» **Directive**
Reproduce the records below exactly as they appear, omitting any pictures they contain.

» **Extracted data**
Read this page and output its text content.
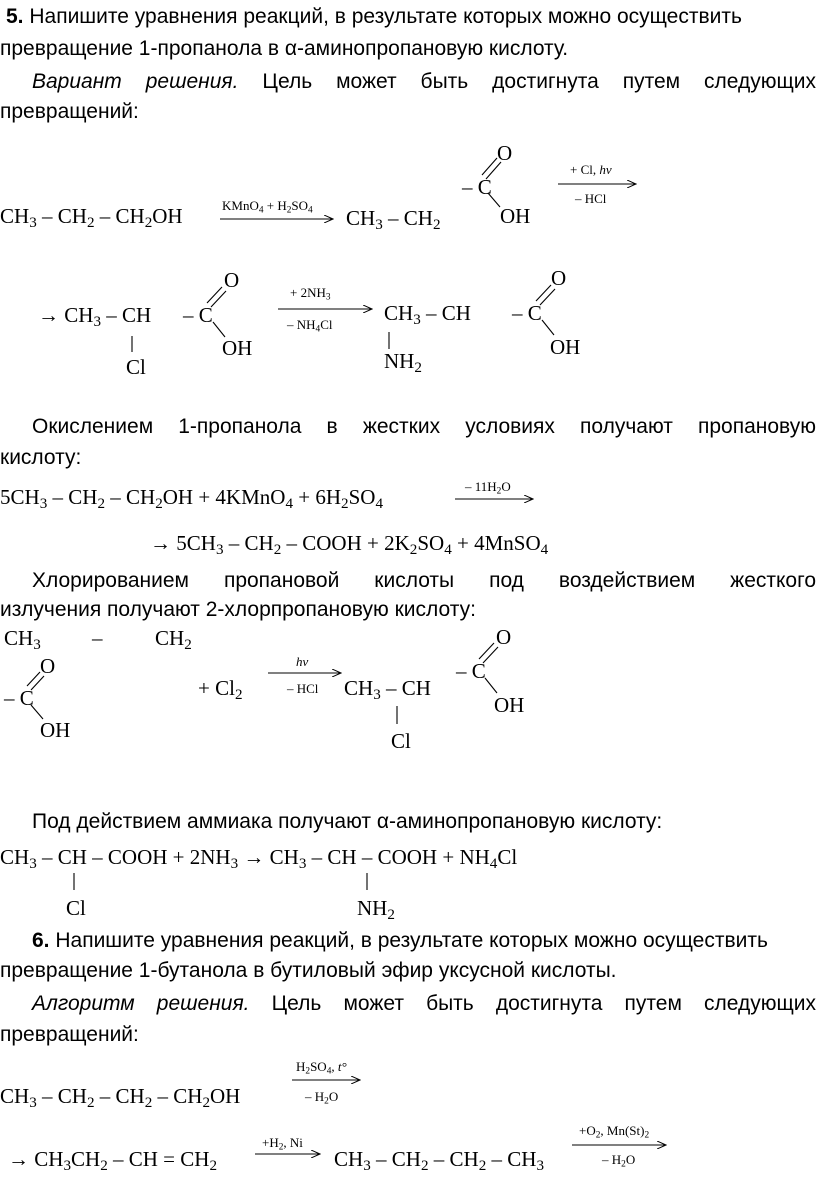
5. Напишите уравнения реакций, в результате которых можно осуществить
превращение 1-пропанола в α-аминопропановую кислоту.
Вариант решения. Цель может быть достигнута путем следующих
превращений:
$CH_3 - CH_2 - CH_2OH$	KMnO$_4$ + $H_2SO_4$ $CH_3 - CH_2$
O
– C
OH
+ Cl, hν
– HCl
→ $CH_3$ – CH – C
O
OH
Cl
+ $2NH_3$
– $NH_4Cl$ $CH_3$ – CH – C
O
OH
$NH_2$
Окислением 1-пропанола в жестких условиях получают пропановую
кислоту:
$5CH_3 - CH_2 - CH_2OH$ + 4KMnO$_4$ + $6H_2SO_4$
– $11H_2O$
→ $5CH_3 - CH_2$ – COOH + $2K_2SO_4$ + 4MnSO$_4$
Хлорированием пропановой кислоты под воздействием жесткого
излучения получают 2-хлорпропановую кислоту:
$CH_3$ –	$CH_2$
O
– C
OH
+ $Cl_2$
hν
– HCl $CH_3$ – CH
– C
O
OH
Cl
Под действием аммиака получают α-аминопропановую кислоту:
$CH_3$ – CH – COOH + $2NH_3 \to CH_3$ – CH – COOH + $NH_4Cl$
Cl	$NH_2$
6. Напишите уравнения реакций, в результате которых можно осуществить
превращение 1-бутанола в бутиловый эфир уксусной кислоты.
Алгоритм решения. Цель может быть достигнута путем следующих
превращений:
$CH_3 - CH_2 - CH_2 - CH_2OH$
$H_2SO_4$, t°
– $H_2O$
→ $CH_3CH_2$ – CH = $CH_2$
$+H_2$, Ni
$CH_3 - CH_2 - CH_2 - CH_3$
$+O_2$, $Mn(St)_2$
– $H_2O$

» **Complete answer**
Read this page and output its text content.
5. Напишите уравнения реакций, в результате которых можно осуществить
превращение 1-пропанола в α-аминопропановую кислоту.
Вариант решения. Цель может быть достигнута путем следующих
превращений:
$CH_3 - CH_2 - CH_2OH$	KMnO$_4$ + $H_2SO_4$ $CH_3 - CH_2$
O
– C
OH
+ Cl, hν
– HCl
→ $CH_3$ – CH – C
O
OH
Cl
+ $2NH_3$
– $NH_4Cl$ $CH_3$ – CH – C
O
OH
$NH_2$
Окислением 1-пропанола в жестких условиях получают пропановую
кислоту:
$5CH_3 - CH_2 - CH_2OH$ + 4KMnO$_4$ + $6H_2SO_4$
– $11H_2O$
→ $5CH_3 - CH_2$ – COOH + $2K_2SO_4$ + 4MnSO$_4$
Хлорированием пропановой кислоты под воздействием жесткого
излучения получают 2-хлорпропановую кислоту:
$CH_3$ –	$CH_2$
O
– C
OH
+ $Cl_2$
hν
– HCl $CH_3$ – CH
– C
O
OH
Cl
Под действием аммиака получают α-аминопропановую кислоту:
$CH_3$ – CH – COOH + $2NH_3 \to CH_3$ – CH – COOH + $NH_4Cl$
Cl	$NH_2$
6. Напишите уравнения реакций, в результате которых можно осуществить
превращение 1-бутанола в бутиловый эфир уксусной кислоты.
Алгоритм решения. Цель может быть достигнута путем следующих
превращений:
$CH_3 - CH_2 - CH_2 - CH_2OH$
$H_2SO_4$, t°
– $H_2O$
→ $CH_3CH_2$ – CH = $CH_2$
$+H_2$, Ni
$CH_3 - CH_2 - CH_2 - CH_3$
$+O_2$, $Mn(St)_2$
– $H_2O$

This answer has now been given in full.